WHAT IS EXPECTED — Determine how many lines include the word "trình", then give that number and nothing more.

DATASET ROWS —
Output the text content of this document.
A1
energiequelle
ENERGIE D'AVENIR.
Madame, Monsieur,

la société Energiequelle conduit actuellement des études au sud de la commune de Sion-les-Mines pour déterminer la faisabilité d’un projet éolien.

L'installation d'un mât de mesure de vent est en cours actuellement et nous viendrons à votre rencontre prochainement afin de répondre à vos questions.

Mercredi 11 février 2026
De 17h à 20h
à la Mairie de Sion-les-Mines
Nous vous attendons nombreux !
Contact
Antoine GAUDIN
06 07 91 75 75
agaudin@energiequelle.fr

...

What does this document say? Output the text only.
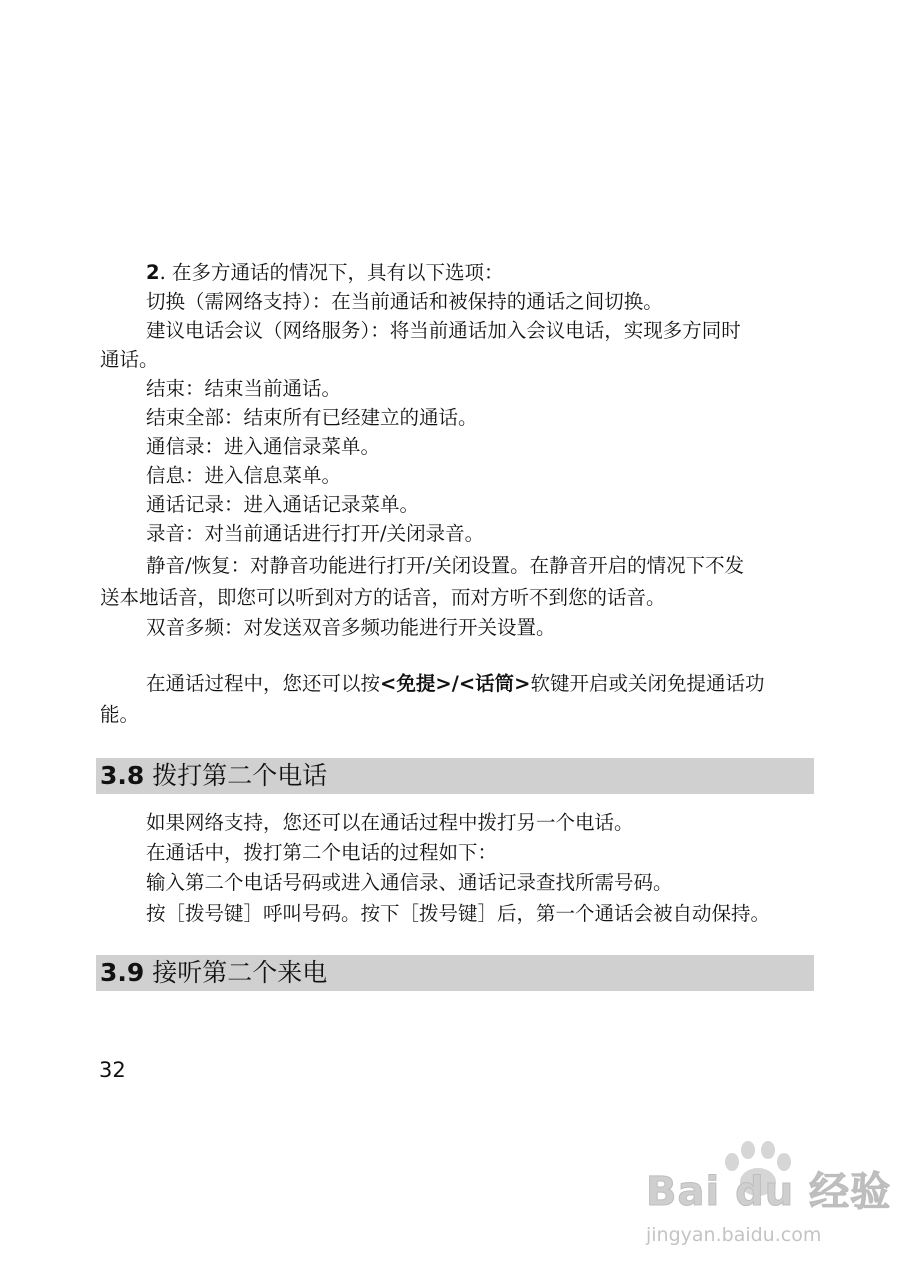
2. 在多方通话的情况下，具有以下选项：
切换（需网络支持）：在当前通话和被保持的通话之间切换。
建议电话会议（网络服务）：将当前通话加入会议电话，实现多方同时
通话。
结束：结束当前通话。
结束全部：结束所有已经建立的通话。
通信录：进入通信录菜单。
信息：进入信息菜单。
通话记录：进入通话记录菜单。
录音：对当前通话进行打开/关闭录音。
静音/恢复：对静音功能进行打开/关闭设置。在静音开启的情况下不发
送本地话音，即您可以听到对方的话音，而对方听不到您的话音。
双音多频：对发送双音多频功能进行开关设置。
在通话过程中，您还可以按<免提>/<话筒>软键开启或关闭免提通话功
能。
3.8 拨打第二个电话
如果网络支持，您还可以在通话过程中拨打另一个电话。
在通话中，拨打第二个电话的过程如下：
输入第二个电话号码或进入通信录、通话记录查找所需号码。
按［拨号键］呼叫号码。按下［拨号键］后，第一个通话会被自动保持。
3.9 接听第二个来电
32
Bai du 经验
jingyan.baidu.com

--

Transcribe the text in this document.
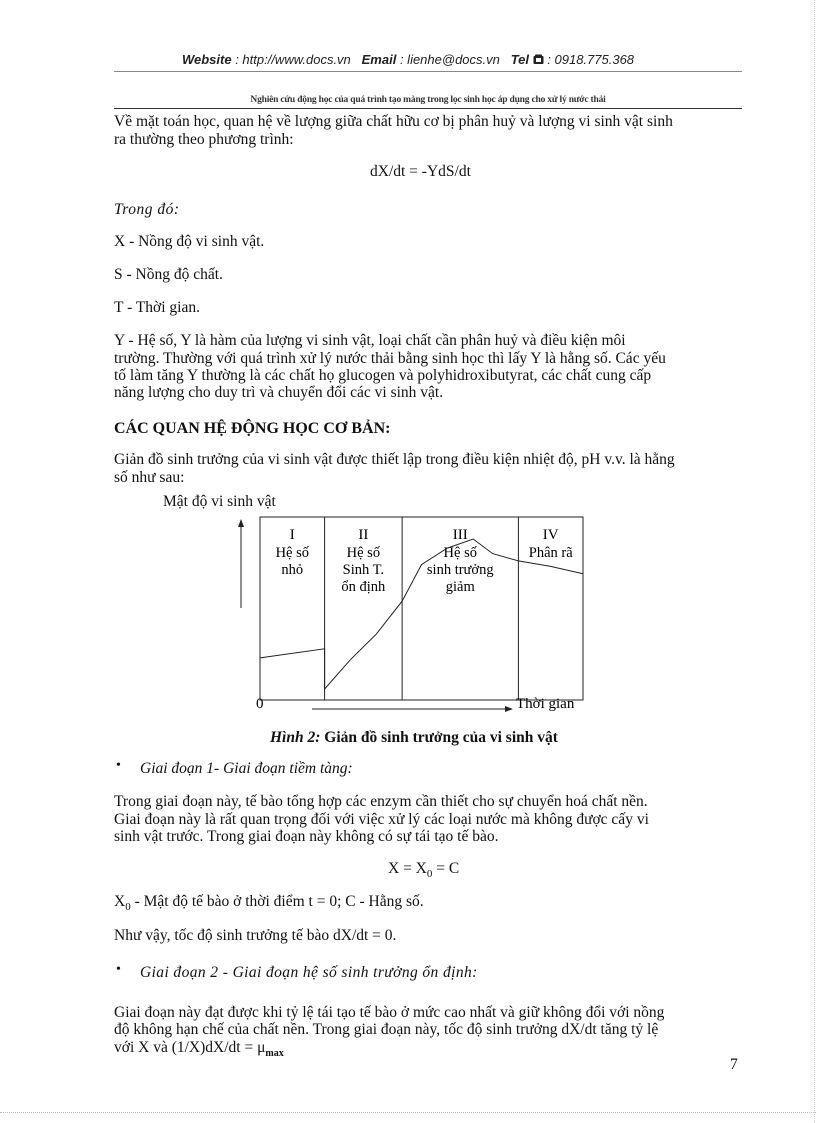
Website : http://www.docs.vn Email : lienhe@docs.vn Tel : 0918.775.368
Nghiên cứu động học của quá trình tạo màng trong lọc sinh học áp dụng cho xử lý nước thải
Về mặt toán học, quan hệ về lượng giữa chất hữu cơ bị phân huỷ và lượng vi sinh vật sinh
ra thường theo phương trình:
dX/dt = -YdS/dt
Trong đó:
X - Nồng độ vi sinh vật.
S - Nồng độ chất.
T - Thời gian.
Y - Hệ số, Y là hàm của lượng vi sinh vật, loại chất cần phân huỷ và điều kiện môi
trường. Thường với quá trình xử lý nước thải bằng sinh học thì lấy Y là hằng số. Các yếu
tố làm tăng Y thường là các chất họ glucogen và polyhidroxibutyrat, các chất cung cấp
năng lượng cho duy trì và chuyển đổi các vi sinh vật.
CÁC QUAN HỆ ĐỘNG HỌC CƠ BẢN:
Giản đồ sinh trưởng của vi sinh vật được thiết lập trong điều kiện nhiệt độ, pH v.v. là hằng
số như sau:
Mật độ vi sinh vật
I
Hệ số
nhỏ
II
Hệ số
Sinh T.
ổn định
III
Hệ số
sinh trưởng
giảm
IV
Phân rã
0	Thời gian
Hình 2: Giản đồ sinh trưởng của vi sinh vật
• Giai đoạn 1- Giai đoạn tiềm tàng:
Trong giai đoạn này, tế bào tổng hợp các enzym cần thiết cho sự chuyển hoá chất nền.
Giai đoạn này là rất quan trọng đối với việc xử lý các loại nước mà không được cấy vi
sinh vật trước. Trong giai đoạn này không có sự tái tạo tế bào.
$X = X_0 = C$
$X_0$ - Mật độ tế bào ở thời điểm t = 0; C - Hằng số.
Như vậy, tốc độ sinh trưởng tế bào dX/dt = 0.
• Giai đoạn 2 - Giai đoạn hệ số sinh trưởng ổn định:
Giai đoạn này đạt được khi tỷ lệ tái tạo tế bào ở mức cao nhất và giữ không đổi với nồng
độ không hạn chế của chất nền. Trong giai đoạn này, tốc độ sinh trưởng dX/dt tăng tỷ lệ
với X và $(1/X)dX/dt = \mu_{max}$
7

RIGHT ANSWER — 3